PROVIDED RECORDS start
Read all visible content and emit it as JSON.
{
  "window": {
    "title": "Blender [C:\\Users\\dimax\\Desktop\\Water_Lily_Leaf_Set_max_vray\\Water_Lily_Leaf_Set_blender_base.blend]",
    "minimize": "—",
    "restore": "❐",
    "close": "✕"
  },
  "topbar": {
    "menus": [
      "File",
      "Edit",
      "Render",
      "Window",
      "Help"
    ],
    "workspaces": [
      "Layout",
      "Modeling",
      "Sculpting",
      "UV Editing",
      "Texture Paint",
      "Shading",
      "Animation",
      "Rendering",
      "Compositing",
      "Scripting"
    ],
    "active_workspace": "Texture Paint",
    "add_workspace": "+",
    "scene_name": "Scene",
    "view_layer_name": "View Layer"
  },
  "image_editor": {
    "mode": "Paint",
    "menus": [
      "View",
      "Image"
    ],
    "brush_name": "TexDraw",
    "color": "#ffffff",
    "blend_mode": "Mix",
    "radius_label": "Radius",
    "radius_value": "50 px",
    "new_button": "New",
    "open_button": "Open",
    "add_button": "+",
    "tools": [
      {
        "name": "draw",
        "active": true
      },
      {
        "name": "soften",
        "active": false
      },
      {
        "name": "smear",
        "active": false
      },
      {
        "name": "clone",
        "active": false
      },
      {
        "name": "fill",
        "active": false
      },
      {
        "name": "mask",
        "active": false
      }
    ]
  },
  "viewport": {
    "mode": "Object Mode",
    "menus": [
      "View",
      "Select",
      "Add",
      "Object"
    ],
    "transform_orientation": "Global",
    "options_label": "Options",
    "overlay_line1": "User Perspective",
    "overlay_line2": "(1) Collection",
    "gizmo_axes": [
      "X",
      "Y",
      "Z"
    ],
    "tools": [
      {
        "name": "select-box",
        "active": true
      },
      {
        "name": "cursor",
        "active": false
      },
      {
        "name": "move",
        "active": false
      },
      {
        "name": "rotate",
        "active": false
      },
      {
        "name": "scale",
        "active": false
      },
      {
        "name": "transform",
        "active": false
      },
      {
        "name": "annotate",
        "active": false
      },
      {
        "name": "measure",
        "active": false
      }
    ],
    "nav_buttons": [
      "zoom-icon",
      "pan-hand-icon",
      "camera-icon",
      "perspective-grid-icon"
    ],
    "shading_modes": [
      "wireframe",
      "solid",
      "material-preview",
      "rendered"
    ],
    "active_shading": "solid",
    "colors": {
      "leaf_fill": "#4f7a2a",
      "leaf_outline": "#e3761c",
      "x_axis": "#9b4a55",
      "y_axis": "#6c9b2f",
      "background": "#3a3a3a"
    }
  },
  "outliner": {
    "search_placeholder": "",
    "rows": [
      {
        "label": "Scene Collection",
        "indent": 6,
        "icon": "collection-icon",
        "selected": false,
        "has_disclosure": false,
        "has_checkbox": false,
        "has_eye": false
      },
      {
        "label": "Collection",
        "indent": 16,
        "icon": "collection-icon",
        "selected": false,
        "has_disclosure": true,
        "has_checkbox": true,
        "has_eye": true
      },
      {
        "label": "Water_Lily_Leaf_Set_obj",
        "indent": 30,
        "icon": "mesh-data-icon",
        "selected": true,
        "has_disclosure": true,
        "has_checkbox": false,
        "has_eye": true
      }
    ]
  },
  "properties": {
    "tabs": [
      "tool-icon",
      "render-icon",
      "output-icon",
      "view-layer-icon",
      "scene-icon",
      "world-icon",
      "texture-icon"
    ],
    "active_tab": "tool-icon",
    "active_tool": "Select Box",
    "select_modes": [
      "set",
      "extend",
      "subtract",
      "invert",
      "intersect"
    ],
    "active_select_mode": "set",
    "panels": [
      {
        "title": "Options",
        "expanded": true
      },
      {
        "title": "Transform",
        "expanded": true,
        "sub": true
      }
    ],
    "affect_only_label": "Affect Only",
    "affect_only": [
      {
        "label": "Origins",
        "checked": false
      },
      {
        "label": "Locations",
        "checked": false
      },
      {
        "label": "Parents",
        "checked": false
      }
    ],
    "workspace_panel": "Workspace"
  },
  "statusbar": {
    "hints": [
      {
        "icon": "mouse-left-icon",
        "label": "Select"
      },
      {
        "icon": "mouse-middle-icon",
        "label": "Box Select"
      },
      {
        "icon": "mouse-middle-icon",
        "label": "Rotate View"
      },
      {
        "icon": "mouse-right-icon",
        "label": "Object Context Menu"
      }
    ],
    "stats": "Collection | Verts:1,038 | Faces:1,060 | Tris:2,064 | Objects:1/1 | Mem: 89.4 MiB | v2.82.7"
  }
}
PROVIDED RECORDS end
SET EXERCISE
Check every line of the data, and copy the ones that contain "title".

RESPONSE TO THE TASK
    "title": "Blender [C:\\Users\\dimax\\Desktop\\Water_Lily_Leaf_Set_max_vray\\Water_Lily_Leaf_Set_blender_base.blend]",
        "title": "Options",
        "title": "Transform",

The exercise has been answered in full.